### WORK INSTRUCTIONS
Determine how many lines of this material contain "state". Give only the number.

### DATA TO PROCESS
========

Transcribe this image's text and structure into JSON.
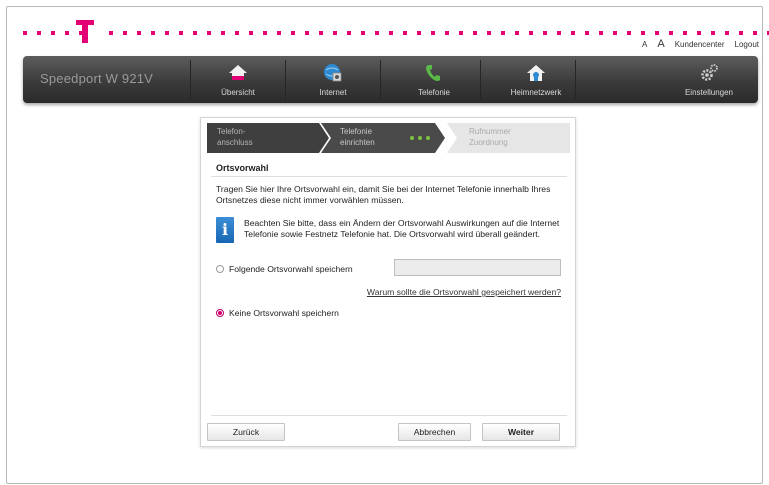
{
  "header": {
    "font_small_label": "A",
    "font_large_label": "A",
    "kundencenter_label": "Kundencenter",
    "logout_label": "Logout",
    "brand_color": "#e20074"
  },
  "navbar": {
    "title": "Speedport W 921V",
    "items": [
      {
        "label": "Übersicht",
        "icon": "home-icon"
      },
      {
        "label": "Internet",
        "icon": "globe-icon"
      },
      {
        "label": "Telefonie",
        "icon": "phone-icon"
      },
      {
        "label": "Heimnetzwerk",
        "icon": "home-network-icon"
      },
      {
        "label": "Einstellungen",
        "icon": "gears-icon"
      }
    ]
  },
  "wizard": {
    "steps": [
      {
        "line1": "Telefon-",
        "line2": "anschluss",
        "state": "done"
      },
      {
        "line1": "Telefonie",
        "line2": "einrichten",
        "state": "active"
      },
      {
        "line1": "Rufnummer",
        "line2": "Zuordnung",
        "state": "pending"
      }
    ],
    "section_title": "Ortsvorwahl",
    "intro": "Tragen Sie hier Ihre Ortsvorwahl ein, damit Sie bei der Internet Telefonie innerhalb Ihres Ortsnetzes diese nicht immer vorwählen müssen.",
    "info": "Beachten Sie bitte, dass ein Ändern der Ortsvorwahl Auswirkungen auf die Internet Telefonie sowie Festnetz Telefonie hat. Die Ortsvorwahl wird überall geändert.",
    "option_save_label": "Folgende Ortsvorwahl speichern",
    "option_save_value": "",
    "help_link": "Warum sollte die Ortsvorwahl gespeichert werden?",
    "option_none_label": "Keine Ortsvorwahl speichern",
    "selected_option": "none",
    "back_label": "Zurück",
    "cancel_label": "Abbrechen",
    "next_label": "Weiter"
  }
}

========

### SOLUTION FOR THIS EXERCISE
3